▶ Given instruction
Set all the material down again unchanged, without the pictures.

▶ Records shown
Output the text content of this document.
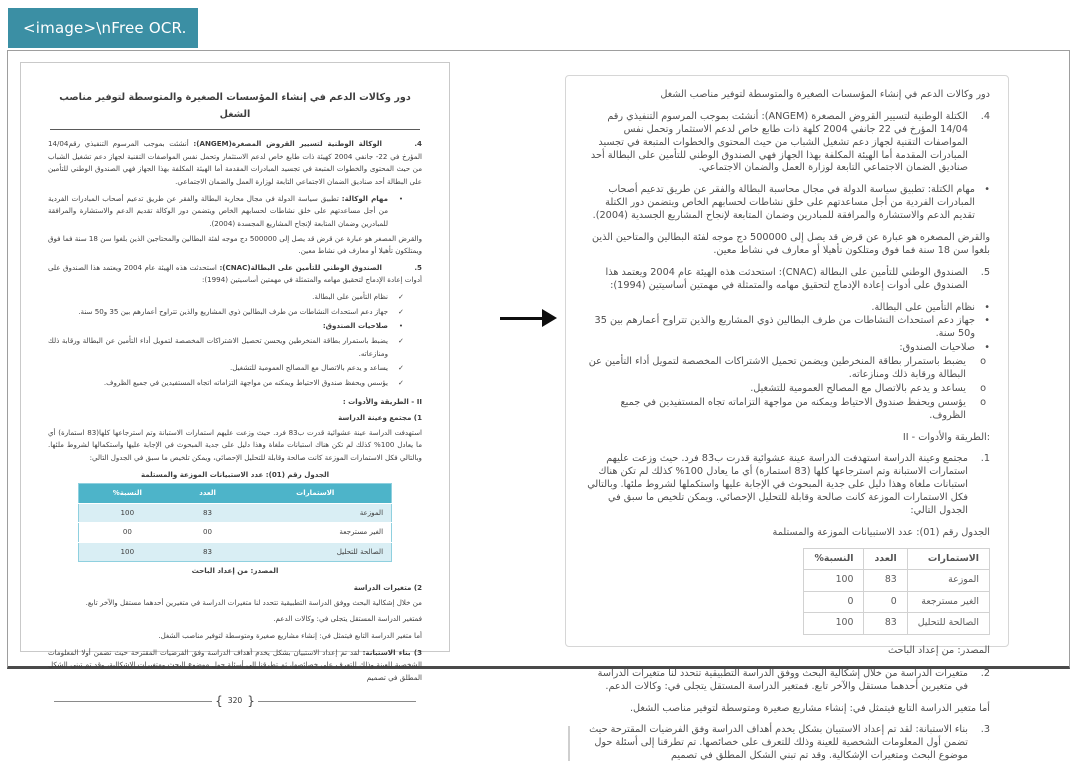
<image>\nFree OCR.
دور وكالات الدعم في إنشاء المؤسسات الصغيرة والمتوسطة لتوفير مناصب الشغل

4.الوكالة الوطنية لتسيير القروض المصغرة(ANGEM): أنشئت بموجب المرسوم التنفيذي رقم14/04 المؤرخ في 22- جانفي 2004 كهيئة ذات طابع خاص لدعم الاستثمار وتحمل نفس المواصفات التقنية لجهاز دعم تشغيل الشباب من حيث المحتوى والخطوات المتبعة في تجسيد المبادرات المقدمة أما الهيئة المكلفة بهذا الجهاز فهي الصندوق الوطني للتأمين على البطالة أحد صناديق الضمان الاجتماعي التابعة لوزارة العمل والضمان الاجتماعي.

•
مهام الوكالة: تطبيق سياسة الدولة في مجال محاربة البطالة والفقر عن طريق تدعيم أصحاب المبادرات الفردية من أجل مساعدتهم على خلق نشاطات لحسابهم الخاص ويتضمن دور الوكالة تقديم الدعم والاستشارة والمرافقة للمبادرين وضمان المتابعة لإنجاح المشاريع المجسدة (2004).

والقرض المصغر هو عبارة عن قرض قد يصل إلى 500000 دج موجه لفئة البطالين والمحتاجين الذين بلغوا سن 18 سنة فما فوق ويمتلكون تأهيلا أو معارف في نشاط معين.

5.الصندوق الوطني للتأمين على البطالة(CNAC): استحدثت هذه الهيئة عام 2004 ويعتمد هذا الصندوق على أدوات إعادة الإدماج لتحقيق مهامه والمتمثلة في مهمتين أساسيتين (1994):

✓
نظام التأمين على البطالة.
✓
جهاز دعم استحداث النشاطات من طرف البطالين ذوي المشاريع والذين تتراوح أعمارهم بين 35 و50 سنة.
•
صلاحيات الصندوق:
✓
يضبط باستمرار بطاقة المنخرطين ويحسن تحصيل الاشتراكات المخصصة لتمويل أداء التأمين عن البطالة ورقابة ذلك ومنازعاته.
✓
يساعد و يدعم بالاتصال مع المصالح العمومية للتشغيل.
✓
يؤسس ويحفظ صندوق الاحتياط ويمكنه من مواجهة التزاماته اتجاه المستفيدين في جميع الظروف.
II - الطريقة والأدوات :
1) مجتمع وعينة الدراسة

استهدفت الدراسة عينة عشوائية قدرت ب83 فرد. حيث وزعت عليهم استمارات الاستبانة وتم استرجاعها كلها(83 استمارة) أي ما يعادل 100% كذلك لم تكن هناك استبانات ملغاة وهذا دليل على جدية المبحوث في الإجابة عليها واستكمالها لشروط ملئها. وبالتالي فكل الاستمارات الموزعة كانت صالحة وقابلة للتحليل الإحصائي، ويمكن تلخيص ما سبق في الجدول التالي:

الجدول رقم (01): عدد الاستبيانات الموزعة والمستلمة
الاستمارات	العدد	النسبة%
الموزعة	83	100
الغير مسترجعة	00	00
الصالحة للتحليل	83	100
المصدر: من إعداد الباحث
2) متغيرات الدراسة

من خلال إشكالية البحث ووفق الدراسة التطبيقية تتحدد لنا متغيرات الدراسة في متغيرين أحدهما مستقل والآخر تابع.

فمتغير الدراسة المستقل يتجلى في: وكالات الدعم.

أما متغير الدراسة التابع فيتمثل في: إنشاء مشاريع صغيرة ومتوسطة لتوفير مناصب الشغل.

3) بناء الاستبانة: لقد تم إعداد الاستبيان بشكل يخدم أهداف الدراسة وفق الفرضيات المقترحة حيث تضمن أولا المعلومات الشخصية للعينة وذلك للتعرف على خصائصها، ثم تطرقنا إلى أسئلة حول موضوع البحث ومتغيرات الإشكالية، وقد تم تبني الشكل المطلق في تصميم

{
320
}
دور وكالات الدعم في إنشاء المؤسسات الصغيرة والمتوسطة لتوفير مناصب الشغل
4.
الكتلة الوطنية لتسيير القروض المصغرة (ANGEM): أنشئت بموجب المرسوم التنفيذي رقم 14/04 المؤرخ في 22 جانفي 2004 كلهة ذات طابع خاص لدعم الاستثمار وتحمل نفس المواصفات التقنية لجهاز دعم تشغيل الشباب من حيث المحتوى والخطوات المتبعة في تجسيد المبادرات المقدمة أما الهيئة المكلفة بهذا الجهاز فهي الصندوق الوطني للتأمين على البطالة أحد صناديق الضمان الاجتماعي التابعة لوزارة العمل والضمان الاجتماعي.
•
مهام الكتلة: تطبيق سياسة الدولة في مجال محاسبة البطالة والفقر عن طريق تدعيم أصحاب المبادرات الفردية من أجل مساعدتهم على خلق نشاطات لحسابهم الخاص ويتضمن دور الكتلة تقديم الدعم والاستشارة والمرافقة للمبادرين وضمان المتابعة لإنجاح المشاريع الجسدية (2004).
والقرض المصغره هو عبارة عن قرض قد يصل إلى 500000 دج موجه لفئة البطالين والمتاحين الذين بلغوا سن 18 سنة فما فوق ومتلكون تأهيلا أو معارف في نشاط معين.
5.
الصندوق الوطني للتأمين على البطالة (CNAC): استحدثت هذه الهيئة عام 2004 ويعتمد هذا الصندوق على أدوات إعادة الإدماج لتحقيق مهامه والمتمثلة في مهمتين أساسيتين (1994):
•
نظام التأمين على البطالة.
•
جهاز دعم استحداث النشاطات من طرف البطالين ذوي المشاريع والذين تتراوح أعمارهم بين 35 و50 سنة.
•
صلاحيات الصندوق:
o
يضبط باستمرار بطاقة المنخرطين ويضمن تحميل الاشتراكات المخصصة لتمويل أداء التأمين عن البطالة ورقابة ذلك ومنازعاته.
o
يساعد و يدعم بالاتصال مع المصالح العمومية للتشغيل.
o
يؤسس ويحفظ صندوق الاحتياط ويمكنه من مواجهة التزاماته تجاه المستفيدين في جميع الظروف.
:الطريقة والأدوات - II
1.
مجتمع وعينة الدراسة استهدفت الدراسة عينة عشوائية قدرت ب83 فرد. حيث وزعت عليهم استمارات الاستبانة وتم استرجاعها كلها (83 استمارة) أي ما يعادل 100% كذلك لم تكن هناك استبانات ملغاة وهذا دليل على جدية المبحوث في الإجابة عليها واستكملها لشروط ملئها. وبالتالي فكل الاستمارات الموزعة كانت صالحة وقابلة للتحليل الإحصائي. ويمكن تلخيص ما سبق في الجدول التالي:
الجدول رقم (01): عدد الاستبيانات الموزعة والمستلمة
الاستمارات	العدد	النسبة%
الموزعة	83	100
الغير مسترجعة	0	0
الصالحة للتحليل	83	100
المصدر: من إعداد الباحث
2.
متغيرات الدراسة من خلال إشكالية البحث ووفق الدراسة التطبيقية تتحدد لنا متغيرات الدراسة في متغيرين أحدهما مستقل والآخر تابع. فمتغير الدراسة المستقل يتجلى في: وكالات الدعم.
أما متغير الدراسة التابع فيتمثل في: إنشاء مشاريع صغيرة ومتوسطة لتوفير مناصب الشغل.
3.
بناء الاستبانة: لقد تم إعداد الاستبيان بشكل يخدم أهداف الدراسة وفق الفرضيات المقترحة حيث تضمن أول المعلومات الشخصية للعينة وذلك للتعرف على خصائصها. تم تطرقنا إلى أسئلة حول موضوع البحث ومتغيرات الإشكالية. وقد تم تبني الشكل المطلق في تصميم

▶ Exercise answer
Output the text content of this document.
<image>\nFree OCR.
دور وكالات الدعم في إنشاء المؤسسات الصغيرة والمتوسطة لتوفير مناصب الشغل

4.الوكالة الوطنية لتسيير القروض المصغرة(ANGEM): أنشئت بموجب المرسوم التنفيذي رقم14/04 المؤرخ في 22- جانفي 2004 كهيئة ذات طابع خاص لدعم الاستثمار وتحمل نفس المواصفات التقنية لجهاز دعم تشغيل الشباب من حيث المحتوى والخطوات المتبعة في تجسيد المبادرات المقدمة أما الهيئة المكلفة بهذا الجهاز فهي الصندوق الوطني للتأمين على البطالة أحد صناديق الضمان الاجتماعي التابعة لوزارة العمل والضمان الاجتماعي.

•
مهام الوكالة: تطبيق سياسة الدولة في مجال محاربة البطالة والفقر عن طريق تدعيم أصحاب المبادرات الفردية من أجل مساعدتهم على خلق نشاطات لحسابهم الخاص ويتضمن دور الوكالة تقديم الدعم والاستشارة والمرافقة للمبادرين وضمان المتابعة لإنجاح المشاريع المجسدة (2004).

والقرض المصغر هو عبارة عن قرض قد يصل إلى 500000 دج موجه لفئة البطالين والمحتاجين الذين بلغوا سن 18 سنة فما فوق ويمتلكون تأهيلا أو معارف في نشاط معين.

5.الصندوق الوطني للتأمين على البطالة(CNAC): استحدثت هذه الهيئة عام 2004 ويعتمد هذا الصندوق على أدوات إعادة الإدماج لتحقيق مهامه والمتمثلة في مهمتين أساسيتين (1994):

✓
نظام التأمين على البطالة.
✓
جهاز دعم استحداث النشاطات من طرف البطالين ذوي المشاريع والذين تتراوح أعمارهم بين 35 و50 سنة.
•
صلاحيات الصندوق:
✓
يضبط باستمرار بطاقة المنخرطين ويحسن تحصيل الاشتراكات المخصصة لتمويل أداء التأمين عن البطالة ورقابة ذلك ومنازعاته.
✓
يساعد و يدعم بالاتصال مع المصالح العمومية للتشغيل.
✓
يؤسس ويحفظ صندوق الاحتياط ويمكنه من مواجهة التزاماته اتجاه المستفيدين في جميع الظروف.
II - الطريقة والأدوات :
1) مجتمع وعينة الدراسة

استهدفت الدراسة عينة عشوائية قدرت ب83 فرد. حيث وزعت عليهم استمارات الاستبانة وتم استرجاعها كلها(83 استمارة) أي ما يعادل 100% كذلك لم تكن هناك استبانات ملغاة وهذا دليل على جدية المبحوث في الإجابة عليها واستكمالها لشروط ملئها. وبالتالي فكل الاستمارات الموزعة كانت صالحة وقابلة للتحليل الإحصائي، ويمكن تلخيص ما سبق في الجدول التالي:

الجدول رقم (01): عدد الاستبيانات الموزعة والمستلمة
الاستمارات	العدد	النسبة%
الموزعة	83	100
الغير مسترجعة	00	00
الصالحة للتحليل	83	100
المصدر: من إعداد الباحث
2) متغيرات الدراسة

من خلال إشكالية البحث ووفق الدراسة التطبيقية تتحدد لنا متغيرات الدراسة في متغيرين أحدهما مستقل والآخر تابع.

فمتغير الدراسة المستقل يتجلى في: وكالات الدعم.

أما متغير الدراسة التابع فيتمثل في: إنشاء مشاريع صغيرة ومتوسطة لتوفير مناصب الشغل.

3) بناء الاستبانة: لقد تم إعداد الاستبيان بشكل يخدم أهداف الدراسة وفق الفرضيات المقترحة حيث تضمن أولا المعلومات الشخصية للعينة وذلك للتعرف على خصائصها، ثم تطرقنا إلى أسئلة حول موضوع البحث ومتغيرات الإشكالية، وقد تم تبني الشكل المطلق في تصميم

{
320
}
دور وكالات الدعم في إنشاء المؤسسات الصغيرة والمتوسطة لتوفير مناصب الشغل
4.
الكتلة الوطنية لتسيير القروض المصغرة (ANGEM): أنشئت بموجب المرسوم التنفيذي رقم 14/04 المؤرخ في 22 جانفي 2004 كلهة ذات طابع خاص لدعم الاستثمار وتحمل نفس المواصفات التقنية لجهاز دعم تشغيل الشباب من حيث المحتوى والخطوات المتبعة في تجسيد المبادرات المقدمة أما الهيئة المكلفة بهذا الجهاز فهي الصندوق الوطني للتأمين على البطالة أحد صناديق الضمان الاجتماعي التابعة لوزارة العمل والضمان الاجتماعي.
•
مهام الكتلة: تطبيق سياسة الدولة في مجال محاسبة البطالة والفقر عن طريق تدعيم أصحاب المبادرات الفردية من أجل مساعدتهم على خلق نشاطات لحسابهم الخاص ويتضمن دور الكتلة تقديم الدعم والاستشارة والمرافقة للمبادرين وضمان المتابعة لإنجاح المشاريع الجسدية (2004).
والقرض المصغره هو عبارة عن قرض قد يصل إلى 500000 دج موجه لفئة البطالين والمتاحين الذين بلغوا سن 18 سنة فما فوق ومتلكون تأهيلا أو معارف في نشاط معين.
5.
الصندوق الوطني للتأمين على البطالة (CNAC): استحدثت هذه الهيئة عام 2004 ويعتمد هذا الصندوق على أدوات إعادة الإدماج لتحقيق مهامه والمتمثلة في مهمتين أساسيتين (1994):
•
نظام التأمين على البطالة.
•
جهاز دعم استحداث النشاطات من طرف البطالين ذوي المشاريع والذين تتراوح أعمارهم بين 35 و50 سنة.
•
صلاحيات الصندوق:
o
يضبط باستمرار بطاقة المنخرطين ويضمن تحميل الاشتراكات المخصصة لتمويل أداء التأمين عن البطالة ورقابة ذلك ومنازعاته.
o
يساعد و يدعم بالاتصال مع المصالح العمومية للتشغيل.
o
يؤسس ويحفظ صندوق الاحتياط ويمكنه من مواجهة التزاماته تجاه المستفيدين في جميع الظروف.
:الطريقة والأدوات - II
1.
مجتمع وعينة الدراسة استهدفت الدراسة عينة عشوائية قدرت ب83 فرد. حيث وزعت عليهم استمارات الاستبانة وتم استرجاعها كلها (83 استمارة) أي ما يعادل 100% كذلك لم تكن هناك استبانات ملغاة وهذا دليل على جدية المبحوث في الإجابة عليها واستكملها لشروط ملئها. وبالتالي فكل الاستمارات الموزعة كانت صالحة وقابلة للتحليل الإحصائي. ويمكن تلخيص ما سبق في الجدول التالي:
الجدول رقم (01): عدد الاستبيانات الموزعة والمستلمة
الاستمارات	العدد	النسبة%
الموزعة	83	100
الغير مسترجعة	0	0
الصالحة للتحليل	83	100
المصدر: من إعداد الباحث
2.
متغيرات الدراسة من خلال إشكالية البحث ووفق الدراسة التطبيقية تتحدد لنا متغيرات الدراسة في متغيرين أحدهما مستقل والآخر تابع. فمتغير الدراسة المستقل يتجلى في: وكالات الدعم.
أما متغير الدراسة التابع فيتمثل في: إنشاء مشاريع صغيرة ومتوسطة لتوفير مناصب الشغل.
3.
بناء الاستبانة: لقد تم إعداد الاستبيان بشكل يخدم أهداف الدراسة وفق الفرضيات المقترحة حيث تضمن أول المعلومات الشخصية للعينة وذلك للتعرف على خصائصها. تم تطرقنا إلى أسئلة حول موضوع البحث ومتغيرات الإشكالية. وقد تم تبني الشكل المطلق في تصميم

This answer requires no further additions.